◆ SUPPLIED RECORDS ◆
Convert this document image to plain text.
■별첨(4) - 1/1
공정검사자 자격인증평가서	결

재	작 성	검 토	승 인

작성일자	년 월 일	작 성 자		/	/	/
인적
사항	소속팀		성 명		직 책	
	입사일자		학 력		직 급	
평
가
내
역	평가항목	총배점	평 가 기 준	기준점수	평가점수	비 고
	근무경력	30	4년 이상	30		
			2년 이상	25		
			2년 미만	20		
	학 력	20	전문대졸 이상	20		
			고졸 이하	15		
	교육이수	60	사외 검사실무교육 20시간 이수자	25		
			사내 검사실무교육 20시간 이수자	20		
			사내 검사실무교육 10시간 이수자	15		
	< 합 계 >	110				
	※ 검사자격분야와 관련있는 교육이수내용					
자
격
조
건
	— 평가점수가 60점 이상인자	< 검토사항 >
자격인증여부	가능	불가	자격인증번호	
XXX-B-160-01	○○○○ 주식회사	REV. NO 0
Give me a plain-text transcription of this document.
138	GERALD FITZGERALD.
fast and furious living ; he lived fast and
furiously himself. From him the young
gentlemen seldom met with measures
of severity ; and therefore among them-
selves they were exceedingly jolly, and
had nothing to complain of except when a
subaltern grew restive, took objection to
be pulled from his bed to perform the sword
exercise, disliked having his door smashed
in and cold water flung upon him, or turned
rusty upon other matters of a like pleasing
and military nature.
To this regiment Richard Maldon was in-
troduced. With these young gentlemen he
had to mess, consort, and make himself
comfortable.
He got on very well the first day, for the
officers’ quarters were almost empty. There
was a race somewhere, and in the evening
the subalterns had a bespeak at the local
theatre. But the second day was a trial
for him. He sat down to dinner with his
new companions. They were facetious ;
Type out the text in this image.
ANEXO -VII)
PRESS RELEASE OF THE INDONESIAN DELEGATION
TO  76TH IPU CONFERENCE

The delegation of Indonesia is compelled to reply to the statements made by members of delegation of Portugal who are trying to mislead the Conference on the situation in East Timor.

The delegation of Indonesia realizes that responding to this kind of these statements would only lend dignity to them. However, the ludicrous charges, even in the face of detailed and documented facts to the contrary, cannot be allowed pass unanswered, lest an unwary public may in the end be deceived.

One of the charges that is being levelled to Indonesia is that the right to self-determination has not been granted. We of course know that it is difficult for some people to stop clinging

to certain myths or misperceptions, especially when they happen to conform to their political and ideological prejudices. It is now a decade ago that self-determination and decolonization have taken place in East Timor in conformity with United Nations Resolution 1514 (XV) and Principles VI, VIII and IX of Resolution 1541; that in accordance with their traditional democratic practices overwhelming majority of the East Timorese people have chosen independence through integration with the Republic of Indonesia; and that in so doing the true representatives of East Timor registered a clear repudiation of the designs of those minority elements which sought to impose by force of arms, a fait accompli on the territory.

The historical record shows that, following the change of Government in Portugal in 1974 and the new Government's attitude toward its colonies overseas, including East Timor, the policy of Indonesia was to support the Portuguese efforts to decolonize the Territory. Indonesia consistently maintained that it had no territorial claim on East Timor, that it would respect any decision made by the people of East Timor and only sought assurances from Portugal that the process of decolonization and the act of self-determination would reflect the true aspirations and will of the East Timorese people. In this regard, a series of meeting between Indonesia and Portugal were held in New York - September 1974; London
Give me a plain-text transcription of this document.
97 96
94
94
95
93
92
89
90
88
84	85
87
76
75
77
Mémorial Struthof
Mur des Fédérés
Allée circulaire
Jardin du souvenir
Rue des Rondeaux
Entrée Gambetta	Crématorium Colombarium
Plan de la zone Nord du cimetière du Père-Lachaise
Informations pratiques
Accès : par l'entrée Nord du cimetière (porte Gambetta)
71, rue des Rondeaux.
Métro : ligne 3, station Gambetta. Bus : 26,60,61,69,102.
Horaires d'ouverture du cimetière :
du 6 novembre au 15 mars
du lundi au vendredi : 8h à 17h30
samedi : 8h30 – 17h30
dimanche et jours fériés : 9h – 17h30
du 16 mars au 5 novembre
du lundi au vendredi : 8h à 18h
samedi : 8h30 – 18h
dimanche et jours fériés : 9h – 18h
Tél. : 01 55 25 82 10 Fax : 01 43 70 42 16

◆ WHAT IS EXPECTED ◆
Search the lines above for the string "dimanche" and copy each line that has it.

◆ ANSWER IN FULL ◆
dimanche et jours fériés : 9h – 17h30
dimanche et jours fériés : 9h – 18h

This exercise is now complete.